● TASK DIRECTIONS
Output all of the entries exactly as written.

* BEGIN RECORD EXCERPTS *

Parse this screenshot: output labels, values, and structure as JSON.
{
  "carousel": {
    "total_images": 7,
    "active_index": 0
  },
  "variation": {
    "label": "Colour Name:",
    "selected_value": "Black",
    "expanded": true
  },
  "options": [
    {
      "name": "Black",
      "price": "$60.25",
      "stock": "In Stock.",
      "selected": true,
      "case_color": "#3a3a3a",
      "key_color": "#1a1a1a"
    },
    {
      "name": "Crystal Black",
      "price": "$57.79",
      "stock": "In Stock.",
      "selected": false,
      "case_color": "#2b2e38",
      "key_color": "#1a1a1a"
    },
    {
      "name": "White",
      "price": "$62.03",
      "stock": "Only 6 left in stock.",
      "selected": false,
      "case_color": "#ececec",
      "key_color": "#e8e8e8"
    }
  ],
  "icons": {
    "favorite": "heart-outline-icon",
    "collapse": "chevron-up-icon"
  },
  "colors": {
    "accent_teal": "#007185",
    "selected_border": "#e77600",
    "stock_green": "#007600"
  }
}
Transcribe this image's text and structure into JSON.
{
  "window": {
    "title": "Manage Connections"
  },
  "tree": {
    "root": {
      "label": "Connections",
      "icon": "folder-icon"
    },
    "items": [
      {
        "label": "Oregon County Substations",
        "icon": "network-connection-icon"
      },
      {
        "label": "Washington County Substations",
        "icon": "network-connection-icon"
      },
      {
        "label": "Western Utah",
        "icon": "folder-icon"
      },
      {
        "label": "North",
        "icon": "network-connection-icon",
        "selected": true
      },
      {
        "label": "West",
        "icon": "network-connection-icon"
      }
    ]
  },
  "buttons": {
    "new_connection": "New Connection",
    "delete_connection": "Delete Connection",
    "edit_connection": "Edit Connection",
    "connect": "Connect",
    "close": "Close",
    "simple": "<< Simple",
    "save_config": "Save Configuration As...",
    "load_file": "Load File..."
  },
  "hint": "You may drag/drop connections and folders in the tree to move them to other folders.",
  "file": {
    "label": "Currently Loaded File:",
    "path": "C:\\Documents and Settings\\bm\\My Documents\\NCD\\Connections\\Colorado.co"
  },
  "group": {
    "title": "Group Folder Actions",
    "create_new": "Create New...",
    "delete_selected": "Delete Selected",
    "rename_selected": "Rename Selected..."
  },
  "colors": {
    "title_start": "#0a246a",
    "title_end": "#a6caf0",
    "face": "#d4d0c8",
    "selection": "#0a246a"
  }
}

* END RECORD EXCERPTS *

● REPLY
Parse this screenshot: output labels, values, and structure as JSON.
{
  "carousel": {
    "total_images": 7,
    "active_index": 0
  },
  "variation": {
    "label": "Colour Name:",
    "selected_value": "Black",
    "expanded": true
  },
  "options": [
    {
      "name": "Black",
      "price": "$60.25",
      "stock": "In Stock.",
      "selected": true,
      "case_color": "#3a3a3a",
      "key_color": "#1a1a1a"
    },
    {
      "name": "Crystal Black",
      "price": "$57.79",
      "stock": "In Stock.",
      "selected": false,
      "case_color": "#2b2e38",
      "key_color": "#1a1a1a"
    },
    {
      "name": "White",
      "price": "$62.03",
      "stock": "Only 6 left in stock.",
      "selected": false,
      "case_color": "#ececec",
      "key_color": "#e8e8e8"
    }
  ],
  "icons": {
    "favorite": "heart-outline-icon",
    "collapse": "chevron-up-icon"
  },
  "colors": {
    "accent_teal": "#007185",
    "selected_border": "#e77600",
    "stock_green": "#007600"
  }
}
Transcribe this image's text and structure into JSON.
{
  "window": {
    "title": "Manage Connections"
  },
  "tree": {
    "root": {
      "label": "Connections",
      "icon": "folder-icon"
    },
    "items": [
      {
        "label": "Oregon County Substations",
        "icon": "network-connection-icon"
      },
      {
        "label": "Washington County Substations",
        "icon": "network-connection-icon"
      },
      {
        "label": "Western Utah",
        "icon": "folder-icon"
      },
      {
        "label": "North",
        "icon": "network-connection-icon",
        "selected": true
      },
      {
        "label": "West",
        "icon": "network-connection-icon"
      }
    ]
  },
  "buttons": {
    "new_connection": "New Connection",
    "delete_connection": "Delete Connection",
    "edit_connection": "Edit Connection",
    "connect": "Connect",
    "close": "Close",
    "simple": "<< Simple",
    "save_config": "Save Configuration As...",
    "load_file": "Load File..."
  },
  "hint": "You may drag/drop connections and folders in the tree to move them to other folders.",
  "file": {
    "label": "Currently Loaded File:",
    "path": "C:\\Documents and Settings\\bm\\My Documents\\NCD\\Connections\\Colorado.co"
  },
  "group": {
    "title": "Group Folder Actions",
    "create_new": "Create New...",
    "delete_selected": "Delete Selected",
    "rename_selected": "Rename Selected..."
  },
  "colors": {
    "title_start": "#0a246a",
    "title_end": "#a6caf0",
    "face": "#d4d0c8",
    "selection": "#0a246a"
  }
}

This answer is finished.